WHAT TO WORK ON = Report how many lines in the records hold the string "dans"; give the number and nothing else.

>>>>>

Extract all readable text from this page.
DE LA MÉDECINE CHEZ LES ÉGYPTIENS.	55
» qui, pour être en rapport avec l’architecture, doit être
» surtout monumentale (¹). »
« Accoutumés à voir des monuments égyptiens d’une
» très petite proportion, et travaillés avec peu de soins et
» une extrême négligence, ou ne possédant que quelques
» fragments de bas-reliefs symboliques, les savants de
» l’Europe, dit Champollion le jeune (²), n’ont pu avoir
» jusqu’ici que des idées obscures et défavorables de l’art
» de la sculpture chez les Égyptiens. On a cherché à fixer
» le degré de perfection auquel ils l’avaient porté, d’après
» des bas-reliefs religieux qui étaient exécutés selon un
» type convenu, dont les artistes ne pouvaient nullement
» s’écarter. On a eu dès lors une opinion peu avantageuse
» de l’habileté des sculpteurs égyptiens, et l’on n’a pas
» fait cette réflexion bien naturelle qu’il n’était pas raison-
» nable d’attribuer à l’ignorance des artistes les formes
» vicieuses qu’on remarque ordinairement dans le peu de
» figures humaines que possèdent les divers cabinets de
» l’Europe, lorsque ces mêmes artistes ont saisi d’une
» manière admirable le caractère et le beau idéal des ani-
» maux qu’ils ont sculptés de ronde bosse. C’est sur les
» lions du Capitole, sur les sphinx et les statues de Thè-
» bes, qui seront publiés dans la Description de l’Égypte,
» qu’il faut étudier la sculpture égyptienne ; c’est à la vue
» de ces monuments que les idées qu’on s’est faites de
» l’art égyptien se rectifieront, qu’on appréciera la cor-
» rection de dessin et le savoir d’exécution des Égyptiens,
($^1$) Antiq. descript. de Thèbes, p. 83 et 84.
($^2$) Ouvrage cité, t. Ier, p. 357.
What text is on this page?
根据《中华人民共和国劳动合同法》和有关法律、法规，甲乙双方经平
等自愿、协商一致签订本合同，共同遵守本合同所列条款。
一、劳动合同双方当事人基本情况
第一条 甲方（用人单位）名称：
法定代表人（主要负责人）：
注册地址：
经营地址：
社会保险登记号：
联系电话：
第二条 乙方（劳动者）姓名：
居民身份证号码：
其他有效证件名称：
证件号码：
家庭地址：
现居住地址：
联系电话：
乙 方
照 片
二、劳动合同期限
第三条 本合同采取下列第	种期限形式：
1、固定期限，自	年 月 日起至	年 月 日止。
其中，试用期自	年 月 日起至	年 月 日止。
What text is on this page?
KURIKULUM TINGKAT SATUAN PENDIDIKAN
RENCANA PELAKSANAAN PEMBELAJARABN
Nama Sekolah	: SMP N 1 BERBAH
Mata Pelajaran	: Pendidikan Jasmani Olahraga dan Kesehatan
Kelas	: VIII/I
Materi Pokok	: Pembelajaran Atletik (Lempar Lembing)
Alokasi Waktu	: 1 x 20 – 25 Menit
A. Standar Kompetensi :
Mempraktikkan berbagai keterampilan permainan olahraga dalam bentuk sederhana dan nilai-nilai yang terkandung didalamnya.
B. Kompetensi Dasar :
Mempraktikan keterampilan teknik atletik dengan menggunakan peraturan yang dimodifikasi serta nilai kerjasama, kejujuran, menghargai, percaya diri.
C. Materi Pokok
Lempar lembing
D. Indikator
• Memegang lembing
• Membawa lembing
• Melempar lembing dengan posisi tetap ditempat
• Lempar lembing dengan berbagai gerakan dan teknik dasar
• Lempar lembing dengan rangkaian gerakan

<<<<<

TASK RESPONSE = 2